_Required task_
Find the lines that contain the word "dibagikan" and copy each one.

_Extracted entries_

========

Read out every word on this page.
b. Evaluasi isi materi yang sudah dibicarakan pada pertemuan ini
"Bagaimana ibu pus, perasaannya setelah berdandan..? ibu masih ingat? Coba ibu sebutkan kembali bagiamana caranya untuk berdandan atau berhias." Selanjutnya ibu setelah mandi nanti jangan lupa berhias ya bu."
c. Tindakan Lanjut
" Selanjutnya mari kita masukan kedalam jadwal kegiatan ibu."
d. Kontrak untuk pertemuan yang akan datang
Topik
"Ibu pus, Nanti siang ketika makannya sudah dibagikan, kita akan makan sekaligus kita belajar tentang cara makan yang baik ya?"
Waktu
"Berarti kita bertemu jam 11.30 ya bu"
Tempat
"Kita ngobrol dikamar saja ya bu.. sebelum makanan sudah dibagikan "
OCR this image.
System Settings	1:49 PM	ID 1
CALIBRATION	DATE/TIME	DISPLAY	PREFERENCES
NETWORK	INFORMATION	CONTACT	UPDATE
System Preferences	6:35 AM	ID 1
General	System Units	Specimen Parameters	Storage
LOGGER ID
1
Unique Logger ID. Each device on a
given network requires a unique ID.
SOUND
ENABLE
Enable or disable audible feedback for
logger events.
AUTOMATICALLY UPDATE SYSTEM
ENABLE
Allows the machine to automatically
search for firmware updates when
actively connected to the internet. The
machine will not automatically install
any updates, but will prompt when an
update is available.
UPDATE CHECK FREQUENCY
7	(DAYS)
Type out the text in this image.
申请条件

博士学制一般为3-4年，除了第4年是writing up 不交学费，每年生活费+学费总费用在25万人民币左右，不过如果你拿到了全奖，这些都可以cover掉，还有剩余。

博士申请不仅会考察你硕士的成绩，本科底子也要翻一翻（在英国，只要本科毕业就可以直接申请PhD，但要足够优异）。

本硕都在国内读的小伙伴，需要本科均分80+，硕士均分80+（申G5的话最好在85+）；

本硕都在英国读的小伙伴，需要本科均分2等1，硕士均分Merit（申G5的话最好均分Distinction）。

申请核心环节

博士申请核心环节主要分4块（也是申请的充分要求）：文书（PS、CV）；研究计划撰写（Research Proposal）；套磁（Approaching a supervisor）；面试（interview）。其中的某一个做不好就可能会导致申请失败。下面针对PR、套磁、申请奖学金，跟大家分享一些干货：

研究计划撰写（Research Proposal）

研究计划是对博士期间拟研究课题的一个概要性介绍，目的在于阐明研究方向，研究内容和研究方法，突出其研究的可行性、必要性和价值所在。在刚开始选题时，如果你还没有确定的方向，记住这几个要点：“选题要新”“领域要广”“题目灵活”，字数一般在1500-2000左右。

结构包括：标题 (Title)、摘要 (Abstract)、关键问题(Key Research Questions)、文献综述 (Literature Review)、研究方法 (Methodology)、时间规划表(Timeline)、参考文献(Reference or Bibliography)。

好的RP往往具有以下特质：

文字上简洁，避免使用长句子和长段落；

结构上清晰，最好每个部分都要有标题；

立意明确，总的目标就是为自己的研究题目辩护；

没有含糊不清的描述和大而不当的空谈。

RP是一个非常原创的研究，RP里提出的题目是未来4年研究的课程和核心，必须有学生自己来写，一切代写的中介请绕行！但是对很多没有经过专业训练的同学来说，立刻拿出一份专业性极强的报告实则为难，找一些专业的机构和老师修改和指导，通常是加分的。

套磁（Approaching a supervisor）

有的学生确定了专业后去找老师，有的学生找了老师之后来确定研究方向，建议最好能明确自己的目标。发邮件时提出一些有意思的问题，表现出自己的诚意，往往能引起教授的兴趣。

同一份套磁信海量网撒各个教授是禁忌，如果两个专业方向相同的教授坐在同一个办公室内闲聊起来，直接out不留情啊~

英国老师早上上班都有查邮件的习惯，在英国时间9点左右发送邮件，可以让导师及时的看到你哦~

========

_Completed exercise_
"Ibu pus, Nanti siang ketika makannya sudah dibagikan, kita akan makan sekaligus kita belajar tentang cara makan yang baik ya?"
"Kita ngobrol dikamar saja ya bu.. sebelum makanan sudah dibagikan "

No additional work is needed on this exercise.